Extracted records
--
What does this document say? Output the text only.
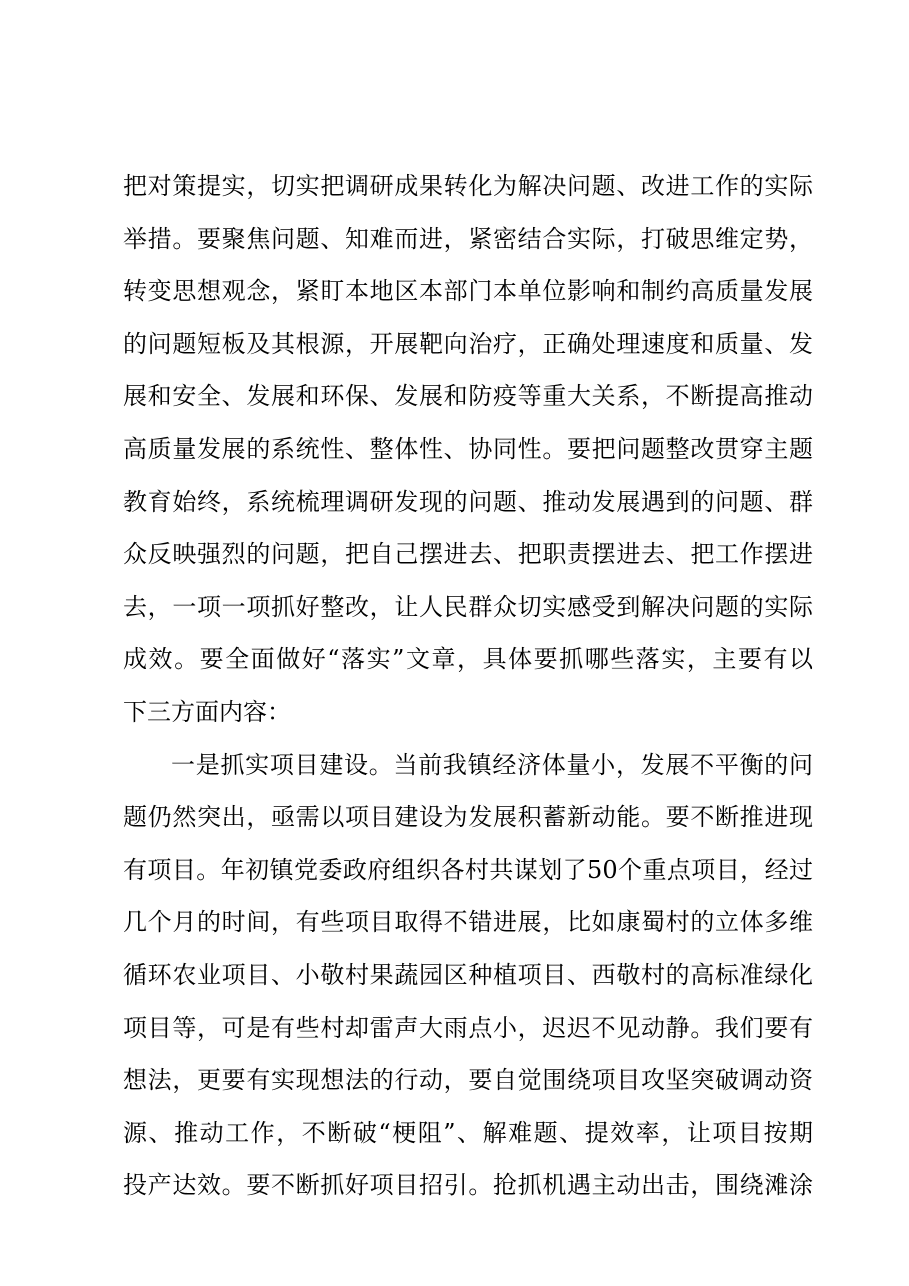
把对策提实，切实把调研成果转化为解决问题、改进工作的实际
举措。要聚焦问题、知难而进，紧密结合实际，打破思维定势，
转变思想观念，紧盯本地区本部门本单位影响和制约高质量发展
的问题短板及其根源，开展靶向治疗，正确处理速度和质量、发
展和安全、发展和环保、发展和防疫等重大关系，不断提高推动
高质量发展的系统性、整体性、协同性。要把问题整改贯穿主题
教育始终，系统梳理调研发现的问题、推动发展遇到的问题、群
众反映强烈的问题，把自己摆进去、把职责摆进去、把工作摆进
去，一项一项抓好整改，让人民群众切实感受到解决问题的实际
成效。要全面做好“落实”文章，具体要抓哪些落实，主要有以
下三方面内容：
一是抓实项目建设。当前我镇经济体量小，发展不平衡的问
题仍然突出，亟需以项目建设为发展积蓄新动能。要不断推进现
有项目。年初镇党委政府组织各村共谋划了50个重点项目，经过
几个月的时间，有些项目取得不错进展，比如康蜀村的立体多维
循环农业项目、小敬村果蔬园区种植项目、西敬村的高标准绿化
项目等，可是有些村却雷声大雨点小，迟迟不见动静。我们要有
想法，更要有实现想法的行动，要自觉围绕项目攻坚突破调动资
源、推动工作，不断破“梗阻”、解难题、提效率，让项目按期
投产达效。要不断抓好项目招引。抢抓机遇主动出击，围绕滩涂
--
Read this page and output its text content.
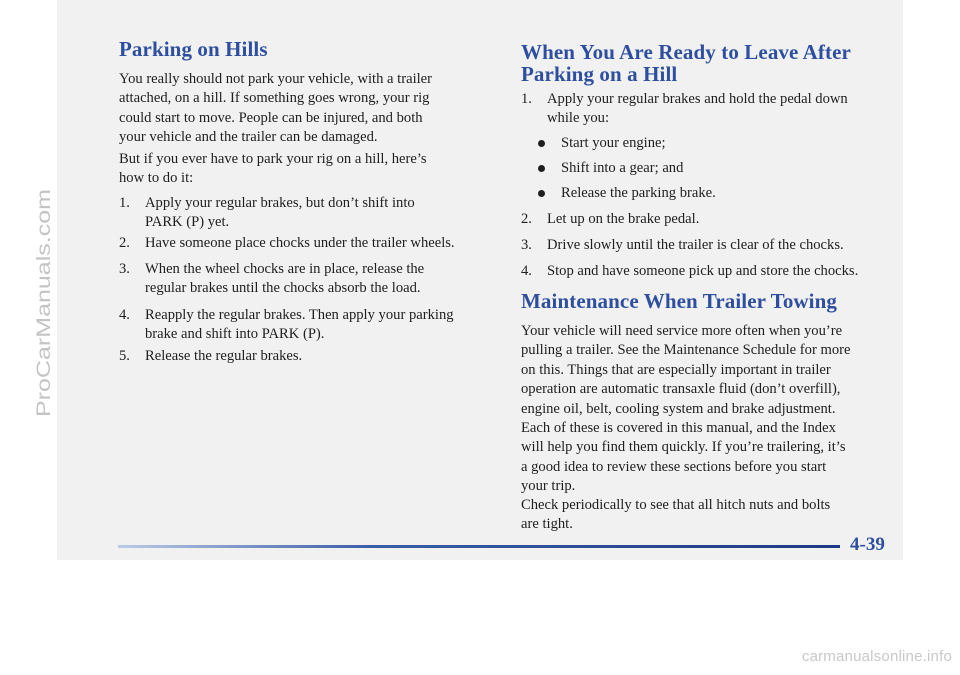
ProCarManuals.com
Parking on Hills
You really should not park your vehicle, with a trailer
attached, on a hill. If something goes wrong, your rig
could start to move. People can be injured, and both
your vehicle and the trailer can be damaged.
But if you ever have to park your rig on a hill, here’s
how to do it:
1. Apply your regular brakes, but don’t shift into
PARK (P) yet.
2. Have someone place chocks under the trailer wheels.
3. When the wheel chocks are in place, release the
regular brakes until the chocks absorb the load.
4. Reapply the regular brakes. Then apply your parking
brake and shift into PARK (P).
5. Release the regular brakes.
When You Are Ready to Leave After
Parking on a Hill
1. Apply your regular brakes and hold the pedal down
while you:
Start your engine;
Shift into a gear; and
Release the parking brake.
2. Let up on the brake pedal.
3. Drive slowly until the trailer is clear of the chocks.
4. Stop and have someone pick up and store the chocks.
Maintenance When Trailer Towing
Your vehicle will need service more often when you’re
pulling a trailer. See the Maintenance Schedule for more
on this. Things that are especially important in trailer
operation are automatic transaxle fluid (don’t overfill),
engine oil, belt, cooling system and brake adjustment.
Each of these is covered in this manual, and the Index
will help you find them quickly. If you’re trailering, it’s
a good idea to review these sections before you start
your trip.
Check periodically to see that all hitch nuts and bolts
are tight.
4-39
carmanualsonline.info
--
Written exercise:
Extract all lines of the records above that include "regular".

Answer for the task:
1. Apply your regular brakes, but don’t shift into
regular brakes until the chocks absorb the load.
4. Reapply the regular brakes. Then apply your parking
5. Release the regular brakes.
1. Apply your regular brakes and hold the pedal down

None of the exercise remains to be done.